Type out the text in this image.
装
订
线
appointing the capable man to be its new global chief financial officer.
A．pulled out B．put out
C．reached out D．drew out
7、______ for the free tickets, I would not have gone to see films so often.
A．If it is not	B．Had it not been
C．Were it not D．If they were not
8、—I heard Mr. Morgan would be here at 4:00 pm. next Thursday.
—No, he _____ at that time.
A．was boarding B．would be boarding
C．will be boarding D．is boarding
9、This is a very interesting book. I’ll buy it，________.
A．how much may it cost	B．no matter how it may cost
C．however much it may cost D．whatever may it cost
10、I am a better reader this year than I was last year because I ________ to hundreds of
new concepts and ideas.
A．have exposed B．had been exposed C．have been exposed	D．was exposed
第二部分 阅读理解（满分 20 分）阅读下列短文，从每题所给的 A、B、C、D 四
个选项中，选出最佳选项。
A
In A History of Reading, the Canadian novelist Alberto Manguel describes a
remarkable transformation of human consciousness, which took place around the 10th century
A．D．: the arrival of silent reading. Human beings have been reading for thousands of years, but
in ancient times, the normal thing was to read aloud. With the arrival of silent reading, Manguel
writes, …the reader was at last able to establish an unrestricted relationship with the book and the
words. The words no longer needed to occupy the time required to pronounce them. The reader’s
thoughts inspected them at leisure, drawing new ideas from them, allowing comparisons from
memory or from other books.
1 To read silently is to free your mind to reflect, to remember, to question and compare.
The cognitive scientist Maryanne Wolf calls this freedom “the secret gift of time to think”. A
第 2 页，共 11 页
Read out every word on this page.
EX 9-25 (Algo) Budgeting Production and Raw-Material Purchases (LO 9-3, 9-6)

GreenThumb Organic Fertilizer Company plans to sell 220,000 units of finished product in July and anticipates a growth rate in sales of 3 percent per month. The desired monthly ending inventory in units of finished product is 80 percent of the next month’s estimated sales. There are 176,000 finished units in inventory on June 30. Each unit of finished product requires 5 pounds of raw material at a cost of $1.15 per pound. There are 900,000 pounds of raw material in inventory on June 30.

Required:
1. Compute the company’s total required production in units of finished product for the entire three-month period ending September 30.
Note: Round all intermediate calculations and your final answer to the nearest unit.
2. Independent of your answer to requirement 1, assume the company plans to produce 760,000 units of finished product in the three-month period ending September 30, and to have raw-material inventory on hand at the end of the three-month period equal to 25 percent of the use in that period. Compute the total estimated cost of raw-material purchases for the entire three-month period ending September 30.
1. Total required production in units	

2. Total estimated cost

==================================================

Output the complete data exactly as written.

Type out the text in this image.
装
订
线
appointing the capable man to be its new global chief financial officer.
A．pulled out B．put out
C．reached out D．drew out
7、______ for the free tickets, I would not have gone to see films so often.
A．If it is not	B．Had it not been
C．Were it not D．If they were not
8、—I heard Mr. Morgan would be here at 4:00 pm. next Thursday.
—No, he _____ at that time.
A．was boarding B．would be boarding
C．will be boarding D．is boarding
9、This is a very interesting book. I’ll buy it，________.
A．how much may it cost	B．no matter how it may cost
C．however much it may cost D．whatever may it cost
10、I am a better reader this year than I was last year because I ________ to hundreds of
new concepts and ideas.
A．have exposed B．had been exposed C．have been exposed	D．was exposed
第二部分 阅读理解（满分 20 分）阅读下列短文，从每题所给的 A、B、C、D 四
个选项中，选出最佳选项。
A
In A History of Reading, the Canadian novelist Alberto Manguel describes a
remarkable transformation of human consciousness, which took place around the 10th century
A．D．: the arrival of silent reading. Human beings have been reading for thousands of years, but
in ancient times, the normal thing was to read aloud. With the arrival of silent reading, Manguel
writes, …the reader was at last able to establish an unrestricted relationship with the book and the
words. The words no longer needed to occupy the time required to pronounce them. The reader’s
thoughts inspected them at leisure, drawing new ideas from them, allowing comparisons from
memory or from other books.
1 To read silently is to free your mind to reflect, to remember, to question and compare.
The cognitive scientist Maryanne Wolf calls this freedom “the secret gift of time to think”. A
第 2 页，共 11 页
Read out every word on this page.
EX 9-25 (Algo) Budgeting Production and Raw-Material Purchases (LO 9-3, 9-6)

GreenThumb Organic Fertilizer Company plans to sell 220,000 units of finished product in July and anticipates a growth rate in sales of 3 percent per month. The desired monthly ending inventory in units of finished product is 80 percent of the next month’s estimated sales. There are 176,000 finished units in inventory on June 30. Each unit of finished product requires 5 pounds of raw material at a cost of $1.15 per pound. There are 900,000 pounds of raw material in inventory on June 30.

Required:
1. Compute the company’s total required production in units of finished product for the entire three-month period ending September 30.
Note: Round all intermediate calculations and your final answer to the nearest unit.
2. Independent of your answer to requirement 1, assume the company plans to produce 760,000 units of finished product in the three-month period ending September 30, and to have raw-material inventory on hand at the end of the three-month period equal to 25 percent of the use in that period. Compute the total estimated cost of raw-material purchases for the entire three-month period ending September 30.
1. Total required production in units	

2. Total estimated cost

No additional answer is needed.